◆ **EXERCISE MATERIAL**

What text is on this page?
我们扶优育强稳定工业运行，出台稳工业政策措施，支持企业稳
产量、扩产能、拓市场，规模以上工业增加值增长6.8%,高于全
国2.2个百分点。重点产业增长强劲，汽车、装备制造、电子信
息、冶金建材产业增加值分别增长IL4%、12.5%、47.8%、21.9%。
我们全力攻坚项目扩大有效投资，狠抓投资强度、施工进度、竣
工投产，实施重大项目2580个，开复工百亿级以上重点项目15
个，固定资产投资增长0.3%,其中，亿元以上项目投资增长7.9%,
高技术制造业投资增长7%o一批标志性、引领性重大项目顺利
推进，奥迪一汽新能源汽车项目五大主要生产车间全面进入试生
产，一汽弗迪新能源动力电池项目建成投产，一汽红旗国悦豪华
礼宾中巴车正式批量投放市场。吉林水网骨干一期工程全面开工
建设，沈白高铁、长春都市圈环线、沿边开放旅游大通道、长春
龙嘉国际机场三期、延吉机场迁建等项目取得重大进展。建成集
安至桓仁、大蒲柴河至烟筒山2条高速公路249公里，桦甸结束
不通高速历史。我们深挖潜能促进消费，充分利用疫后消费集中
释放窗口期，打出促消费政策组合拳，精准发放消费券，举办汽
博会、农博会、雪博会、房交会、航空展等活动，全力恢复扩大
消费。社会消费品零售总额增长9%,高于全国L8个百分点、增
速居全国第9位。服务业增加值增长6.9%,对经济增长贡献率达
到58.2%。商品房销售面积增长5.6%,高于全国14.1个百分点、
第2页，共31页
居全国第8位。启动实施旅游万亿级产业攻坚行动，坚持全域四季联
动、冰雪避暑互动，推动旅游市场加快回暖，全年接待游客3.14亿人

◆ **TO DO**
Restate the data above exactly, keeping each word as it stands.

◆ **RESPONSE TO THE EXERCISE**
What text is on this page?
我们扶优育强稳定工业运行，出台稳工业政策措施，支持企业稳
产量、扩产能、拓市场，规模以上工业增加值增长6.8%,高于全
国2.2个百分点。重点产业增长强劲，汽车、装备制造、电子信
息、冶金建材产业增加值分别增长IL4%、12.5%、47.8%、21.9%。
我们全力攻坚项目扩大有效投资，狠抓投资强度、施工进度、竣
工投产，实施重大项目2580个，开复工百亿级以上重点项目15
个，固定资产投资增长0.3%,其中，亿元以上项目投资增长7.9%,
高技术制造业投资增长7%o一批标志性、引领性重大项目顺利
推进，奥迪一汽新能源汽车项目五大主要生产车间全面进入试生
产，一汽弗迪新能源动力电池项目建成投产，一汽红旗国悦豪华
礼宾中巴车正式批量投放市场。吉林水网骨干一期工程全面开工
建设，沈白高铁、长春都市圈环线、沿边开放旅游大通道、长春
龙嘉国际机场三期、延吉机场迁建等项目取得重大进展。建成集
安至桓仁、大蒲柴河至烟筒山2条高速公路249公里，桦甸结束
不通高速历史。我们深挖潜能促进消费，充分利用疫后消费集中
释放窗口期，打出促消费政策组合拳，精准发放消费券，举办汽
博会、农博会、雪博会、房交会、航空展等活动，全力恢复扩大
消费。社会消费品零售总额增长9%,高于全国L8个百分点、增
速居全国第9位。服务业增加值增长6.9%,对经济增长贡献率达
到58.2%。商品房销售面积增长5.6%,高于全国14.1个百分点、
第2页，共31页
居全国第8位。启动实施旅游万亿级产业攻坚行动，坚持全域四季联
动、冰雪避暑互动，推动旅游市场加快回暖，全年接待游客3.14亿人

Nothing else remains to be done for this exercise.